RECORDED DATA >>
--*--

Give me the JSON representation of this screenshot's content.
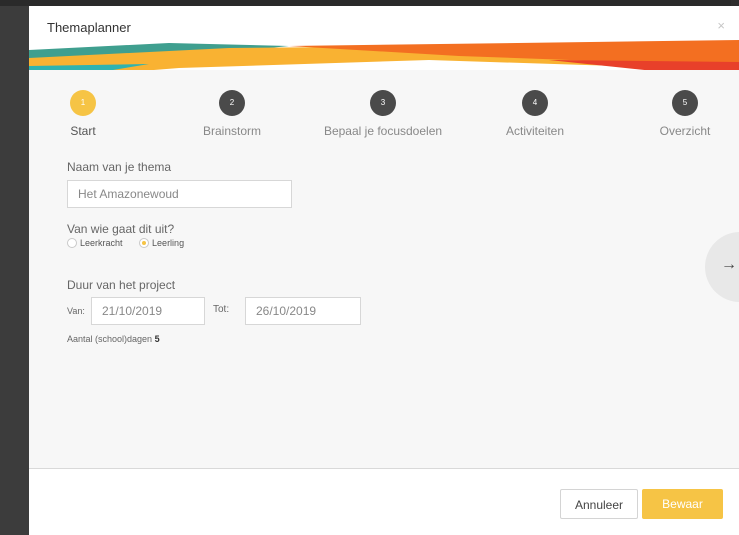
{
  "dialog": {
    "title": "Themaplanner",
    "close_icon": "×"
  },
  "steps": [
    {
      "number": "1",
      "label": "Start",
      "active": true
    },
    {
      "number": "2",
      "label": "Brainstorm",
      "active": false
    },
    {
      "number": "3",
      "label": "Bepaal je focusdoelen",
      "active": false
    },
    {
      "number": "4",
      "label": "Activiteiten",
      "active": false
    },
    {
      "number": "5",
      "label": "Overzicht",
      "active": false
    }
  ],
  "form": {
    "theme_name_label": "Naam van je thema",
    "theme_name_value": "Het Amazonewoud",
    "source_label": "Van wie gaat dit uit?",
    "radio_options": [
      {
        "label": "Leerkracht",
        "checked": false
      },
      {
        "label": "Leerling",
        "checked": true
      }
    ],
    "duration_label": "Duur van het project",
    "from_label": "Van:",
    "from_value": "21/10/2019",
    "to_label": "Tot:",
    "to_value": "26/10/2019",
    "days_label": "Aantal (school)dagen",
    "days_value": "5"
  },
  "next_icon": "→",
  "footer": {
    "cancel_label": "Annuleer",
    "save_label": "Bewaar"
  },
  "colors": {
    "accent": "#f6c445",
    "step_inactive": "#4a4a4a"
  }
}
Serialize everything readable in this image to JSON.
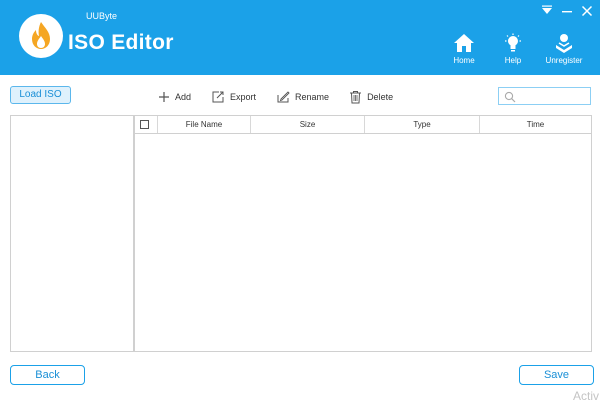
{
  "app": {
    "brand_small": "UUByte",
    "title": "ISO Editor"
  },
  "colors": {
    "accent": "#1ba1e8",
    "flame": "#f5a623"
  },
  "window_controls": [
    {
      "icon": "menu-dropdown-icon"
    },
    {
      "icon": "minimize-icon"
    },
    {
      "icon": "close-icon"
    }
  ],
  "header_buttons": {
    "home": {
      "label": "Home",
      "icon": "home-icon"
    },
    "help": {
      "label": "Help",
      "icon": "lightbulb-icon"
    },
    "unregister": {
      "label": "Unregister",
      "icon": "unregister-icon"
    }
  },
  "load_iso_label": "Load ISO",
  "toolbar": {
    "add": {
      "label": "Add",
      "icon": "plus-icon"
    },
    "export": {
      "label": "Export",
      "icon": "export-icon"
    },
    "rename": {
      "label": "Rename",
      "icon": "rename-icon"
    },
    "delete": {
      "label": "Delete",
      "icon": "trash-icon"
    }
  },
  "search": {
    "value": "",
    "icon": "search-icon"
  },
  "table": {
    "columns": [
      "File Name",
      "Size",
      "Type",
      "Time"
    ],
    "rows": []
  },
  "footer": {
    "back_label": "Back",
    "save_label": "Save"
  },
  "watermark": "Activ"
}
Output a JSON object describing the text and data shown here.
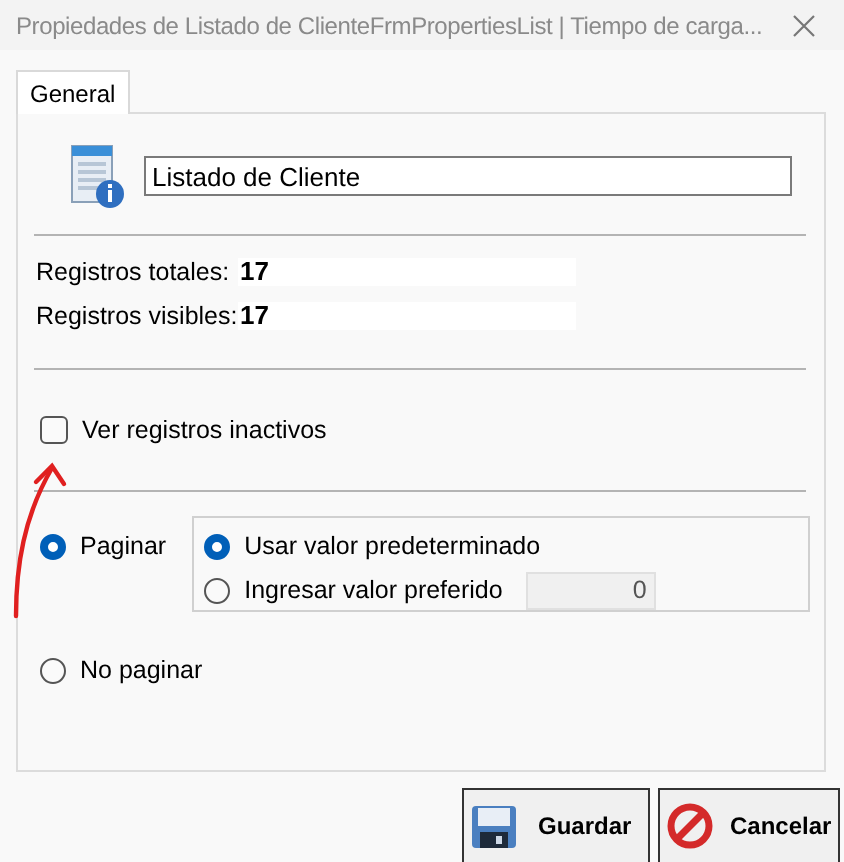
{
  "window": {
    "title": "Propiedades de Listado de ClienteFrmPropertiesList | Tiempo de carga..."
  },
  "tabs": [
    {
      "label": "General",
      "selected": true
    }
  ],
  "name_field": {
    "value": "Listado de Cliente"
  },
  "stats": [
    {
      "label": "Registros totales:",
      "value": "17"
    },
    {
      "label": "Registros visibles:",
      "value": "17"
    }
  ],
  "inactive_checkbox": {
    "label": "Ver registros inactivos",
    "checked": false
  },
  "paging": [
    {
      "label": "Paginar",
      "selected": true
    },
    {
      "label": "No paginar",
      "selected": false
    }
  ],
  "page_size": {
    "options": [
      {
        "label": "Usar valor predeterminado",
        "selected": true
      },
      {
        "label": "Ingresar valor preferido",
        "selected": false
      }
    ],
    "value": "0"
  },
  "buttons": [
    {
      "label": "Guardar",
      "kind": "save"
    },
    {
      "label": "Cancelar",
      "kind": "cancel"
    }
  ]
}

--*--

AIM OF THE TASK >>
Reproduce all the records verbatim, excluding images.

EXERCISE OUTPUT >>
Give me the JSON representation of this screenshot's content.
{
  "dialog": {
    "title": "Themaplanner",
    "close_icon": "×"
  },
  "steps": [
    {
      "number": "1",
      "label": "Start",
      "active": true
    },
    {
      "number": "2",
      "label": "Brainstorm",
      "active": false
    },
    {
      "number": "3",
      "label": "Bepaal je focusdoelen",
      "active": false
    },
    {
      "number": "4",
      "label": "Activiteiten",
      "active": false
    },
    {
      "number": "5",
      "label": "Overzicht",
      "active": false
    }
  ],
  "form": {
    "theme_name_label": "Naam van je thema",
    "theme_name_value": "Het Amazonewoud",
    "source_label": "Van wie gaat dit uit?",
    "radio_options": [
      {
        "label": "Leerkracht",
        "checked": false
      },
      {
        "label": "Leerling",
        "checked": true
      }
    ],
    "duration_label": "Duur van het project",
    "from_label": "Van:",
    "from_value": "21/10/2019",
    "to_label": "Tot:",
    "to_value": "26/10/2019",
    "days_label": "Aantal (school)dagen",
    "days_value": "5"
  },
  "next_icon": "→",
  "footer": {
    "cancel_label": "Annuleer",
    "save_label": "Bewaar"
  },
  "colors": {
    "accent": "#f6c445",
    "step_inactive": "#4a4a4a"
  }
}
Serialize everything readable in this image to JSON.
{
  "app": {
    "brand_small": "UUByte",
    "title": "ISO Editor"
  },
  "colors": {
    "accent": "#1ba1e8",
    "flame": "#f5a623"
  },
  "window_controls": [
    {
      "icon": "menu-dropdown-icon"
    },
    {
      "icon": "minimize-icon"
    },
    {
      "icon": "close-icon"
    }
  ],
  "header_buttons": {
    "home": {
      "label": "Home",
      "icon": "home-icon"
    },
    "help": {
      "label": "Help",
      "icon": "lightbulb-icon"
    },
    "unregister": {
      "label": "Unregister",
      "icon": "unregister-icon"
    }
  },
  "load_iso_label": "Load ISO",
  "toolbar": {
    "add": {
      "label": "Add",
      "icon": "plus-icon"
    },
    "export": {
      "label": "Export",
      "icon": "export-icon"
    },
    "rename": {
      "label": "Rename",
      "icon": "rename-icon"
    },
    "delete": {
      "label": "Delete",
      "icon": "trash-icon"
    }
  },
  "search": {
    "value": "",
    "icon": "search-icon"
  },
  "table": {
    "columns": [
      "File Name",
      "Size",
      "Type",
      "Time"
    ],
    "rows": []
  },
  "footer": {
    "back_label": "Back",
    "save_label": "Save"
  },
  "watermark": "Activ"
}
Output a JSON object describing the text and data shown here.
{
  "window": {
    "title": "Propiedades de Listado de ClienteFrmPropertiesList | Tiempo de carga..."
  },
  "tabs": [
    {
      "label": "General",
      "selected": true
    }
  ],
  "name_field": {
    "value": "Listado de Cliente"
  },
  "stats": [
    {
      "label": "Registros totales:",
      "value": "17"
    },
    {
      "label": "Registros visibles:",
      "value": "17"
    }
  ],
  "inactive_checkbox": {
    "label": "Ver registros inactivos",
    "checked": false
  },
  "paging": [
    {
      "label": "Paginar",
      "selected": true
    },
    {
      "label": "No paginar",
      "selected": false
    }
  ],
  "page_size": {
    "options": [
      {
        "label": "Usar valor predeterminado",
        "selected": true
      },
      {
        "label": "Ingresar valor preferido",
        "selected": false
      }
    ],
    "value": "0"
  },
  "buttons": [
    {
      "label": "Guardar",
      "kind": "save"
    },
    {
      "label": "Cancelar",
      "kind": "cancel"
    }
  ]
}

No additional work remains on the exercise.